Reproduce the records below exactly as given.

--- Start TASK DATA ---

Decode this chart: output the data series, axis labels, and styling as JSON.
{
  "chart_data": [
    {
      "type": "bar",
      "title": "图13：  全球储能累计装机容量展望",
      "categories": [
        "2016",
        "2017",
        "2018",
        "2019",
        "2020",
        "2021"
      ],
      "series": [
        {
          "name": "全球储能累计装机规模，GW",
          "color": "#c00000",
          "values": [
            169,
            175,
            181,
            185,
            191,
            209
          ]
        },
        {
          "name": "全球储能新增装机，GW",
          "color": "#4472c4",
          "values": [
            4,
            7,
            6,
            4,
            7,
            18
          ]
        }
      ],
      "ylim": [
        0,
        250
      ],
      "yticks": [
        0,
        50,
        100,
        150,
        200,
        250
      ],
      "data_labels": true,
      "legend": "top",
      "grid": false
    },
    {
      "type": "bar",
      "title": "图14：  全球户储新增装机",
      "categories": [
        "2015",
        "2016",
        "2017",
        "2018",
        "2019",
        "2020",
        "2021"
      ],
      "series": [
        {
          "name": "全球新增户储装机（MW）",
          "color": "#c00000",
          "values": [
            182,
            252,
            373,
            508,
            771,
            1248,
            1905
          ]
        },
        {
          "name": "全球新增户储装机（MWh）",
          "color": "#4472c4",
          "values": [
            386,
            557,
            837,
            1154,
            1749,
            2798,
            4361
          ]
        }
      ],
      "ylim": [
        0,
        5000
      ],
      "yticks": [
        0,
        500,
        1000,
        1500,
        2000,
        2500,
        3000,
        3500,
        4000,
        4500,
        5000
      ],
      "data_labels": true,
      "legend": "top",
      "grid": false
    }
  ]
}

--- End TASK DATA ---

ANSWER TO THE TASK ::
Decode this chart: output the data series, axis labels, and styling as JSON.
{
  "chart_data": [
    {
      "type": "bar",
      "title": "图13：  全球储能累计装机容量展望",
      "categories": [
        "2016",
        "2017",
        "2018",
        "2019",
        "2020",
        "2021"
      ],
      "series": [
        {
          "name": "全球储能累计装机规模，GW",
          "color": "#c00000",
          "values": [
            169,
            175,
            181,
            185,
            191,
            209
          ]
        },
        {
          "name": "全球储能新增装机，GW",
          "color": "#4472c4",
          "values": [
            4,
            7,
            6,
            4,
            7,
            18
          ]
        }
      ],
      "ylim": [
        0,
        250
      ],
      "yticks": [
        0,
        50,
        100,
        150,
        200,
        250
      ],
      "data_labels": true,
      "legend": "top",
      "grid": false
    },
    {
      "type": "bar",
      "title": "图14：  全球户储新增装机",
      "categories": [
        "2015",
        "2016",
        "2017",
        "2018",
        "2019",
        "2020",
        "2021"
      ],
      "series": [
        {
          "name": "全球新增户储装机（MW）",
          "color": "#c00000",
          "values": [
            182,
            252,
            373,
            508,
            771,
            1248,
            1905
          ]
        },
        {
          "name": "全球新增户储装机（MWh）",
          "color": "#4472c4",
          "values": [
            386,
            557,
            837,
            1154,
            1749,
            2798,
            4361
          ]
        }
      ],
      "ylim": [
        0,
        5000
      ],
      "yticks": [
        0,
        500,
        1000,
        1500,
        2000,
        2500,
        3000,
        3500,
        4000,
        4500,
        5000
      ],
      "data_labels": true,
      "legend": "top",
      "grid": false
    }
  ]
}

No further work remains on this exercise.